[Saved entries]
— Start —

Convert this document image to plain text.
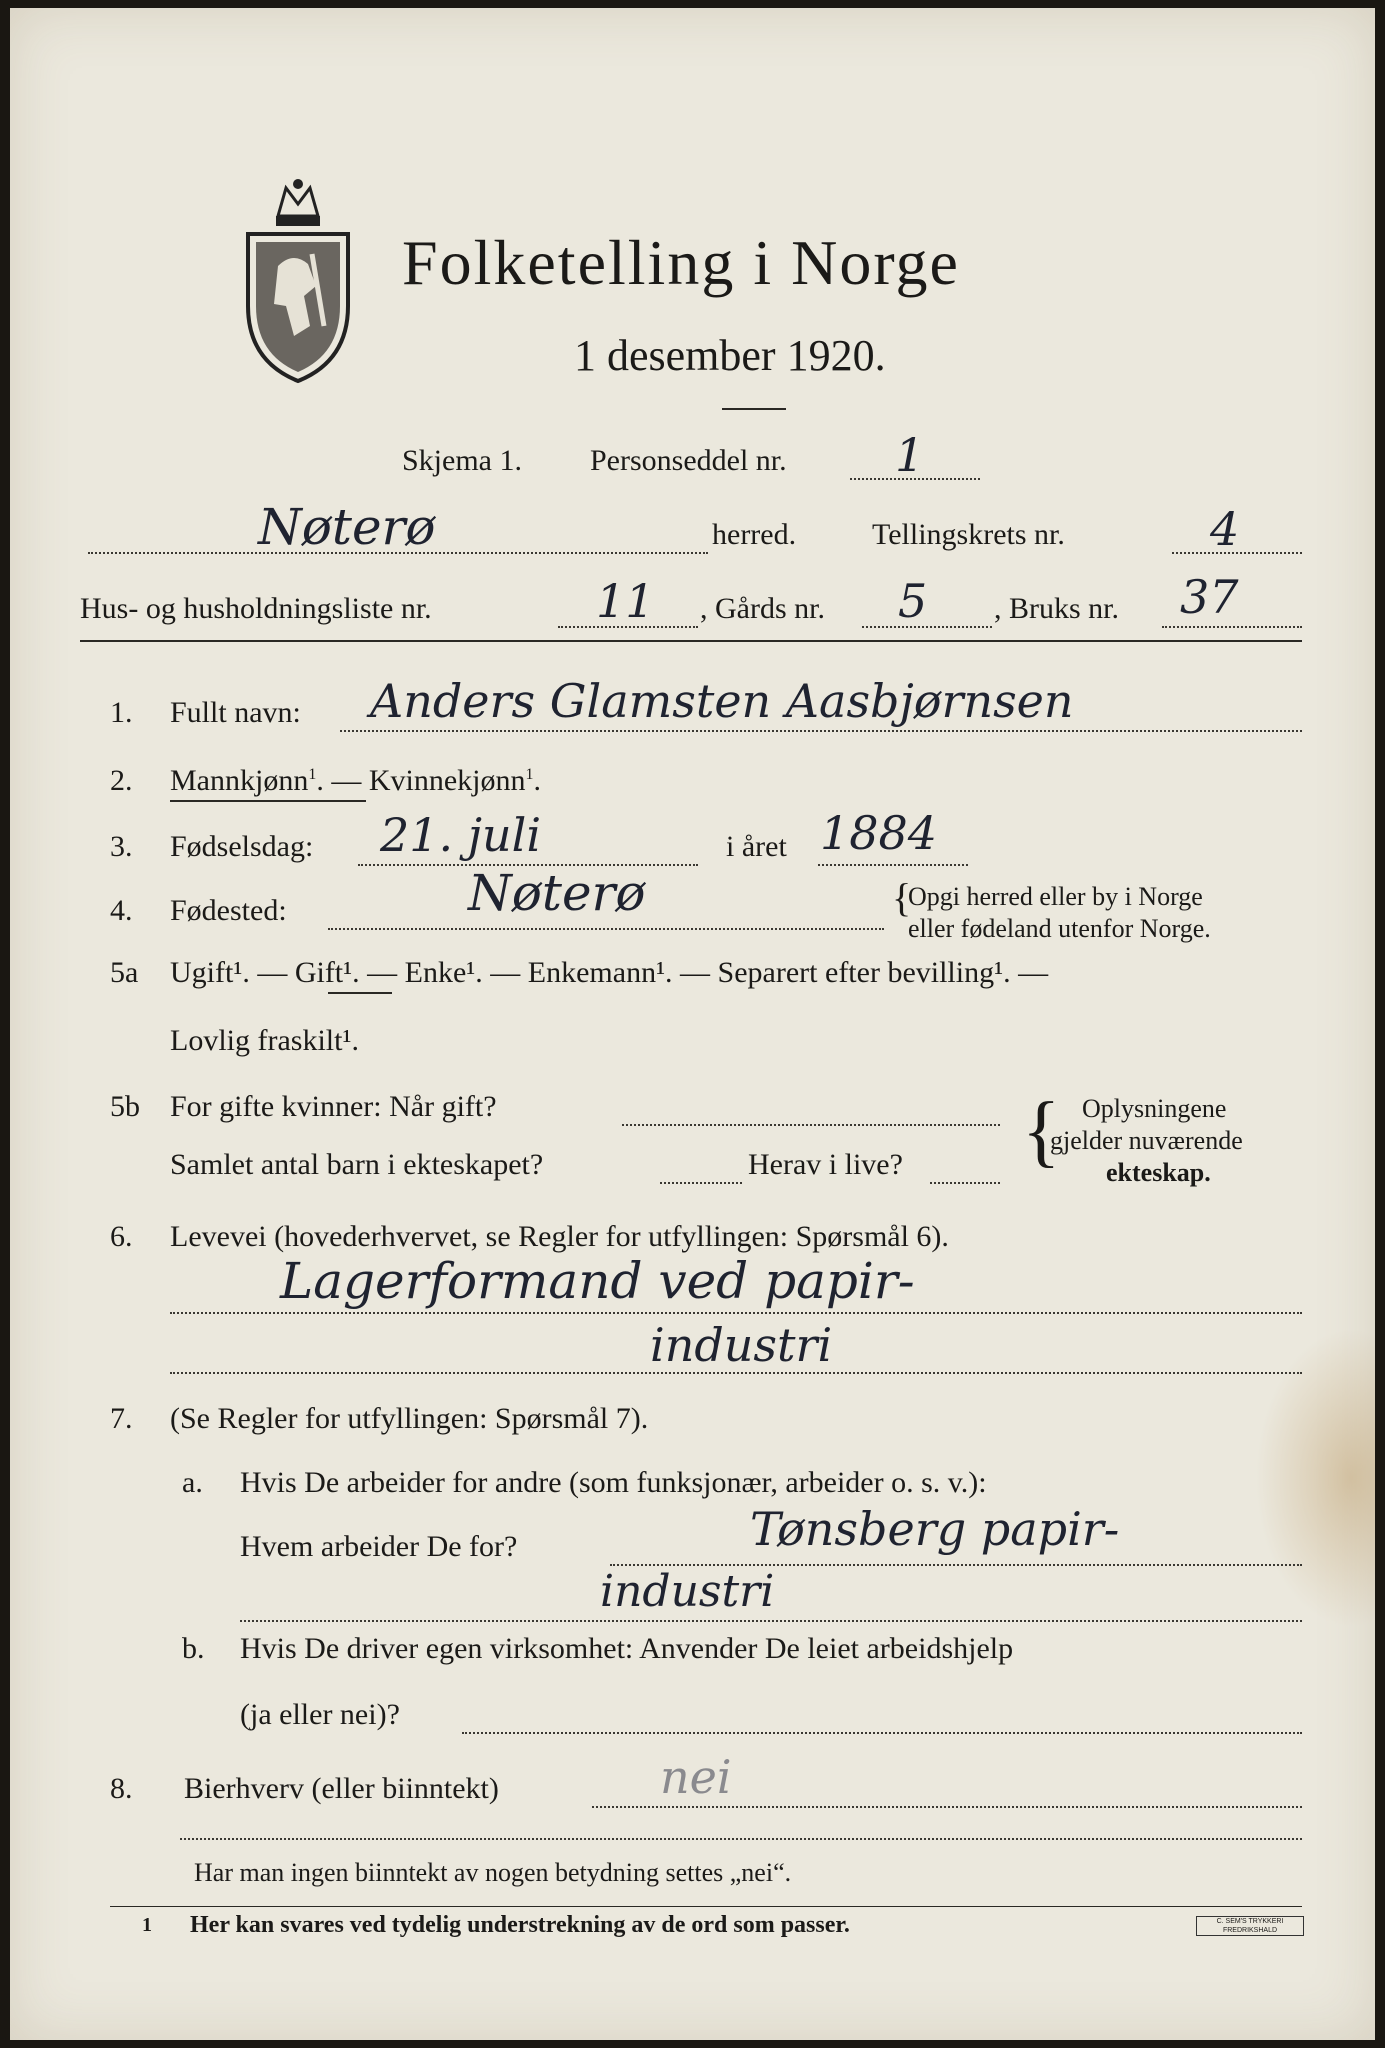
Folketelling i Norge
1 desember 1920.
Skjema 1. Personseddel nr. 1
Nøterø	herred.	Tellingskrets nr.	4
Hus- og husholdningsliste nr.	11 , Gårds nr. 5 , Bruks nr. 37
1. Fullt navn: Anders Glamsten Aasbjørnsen
2. Mannkjønn$^1$. — Kvinnekjønn$^1$.
3. Fødselsdag: 21. juli	i året 1884
4. Fødested:	Nøterø	{
Opgi herred eller by i Norge
eller fødeland utenfor Norge.
5a Ugift¹. — Gift¹. — Enke¹. — Enkemann¹. — Separert efter bevilling¹. —
Lovlig fraskilt¹.
5b For gifte kvinner: Når gift?
Samlet antal barn i ekteskapet?	Herav i live? { Oplysningene
gjelder nuværende
ekteskap.
6. Levevei (hovederhvervet, se Regler for utfyllingen: Spørsmål 6).
Lagerformand ved papir-
industri
7. (Se Regler for utfyllingen: Spørsmål 7).
a. Hvis De arbeider for andre (som funksjonær, arbeider o. s. v.):
Hvem arbeider De for?	Tønsberg papir-
industri
b. Hvis De driver egen virksomhet: Anvender De leiet arbeidshjelp
(ja eller nei)?
8. Bierhverv (eller biinntekt)	nei
Har man ingen biinntekt av nogen betydning settes „nei“.
1 Her kan svares ved tydelig understrekning av de ord som passer.	C. SEM'S TRYKKERI FREDRIKSHALD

— End —

| Exercise |
The answer is one number: how many lines of the material above contain "herred".

| Solution below |
2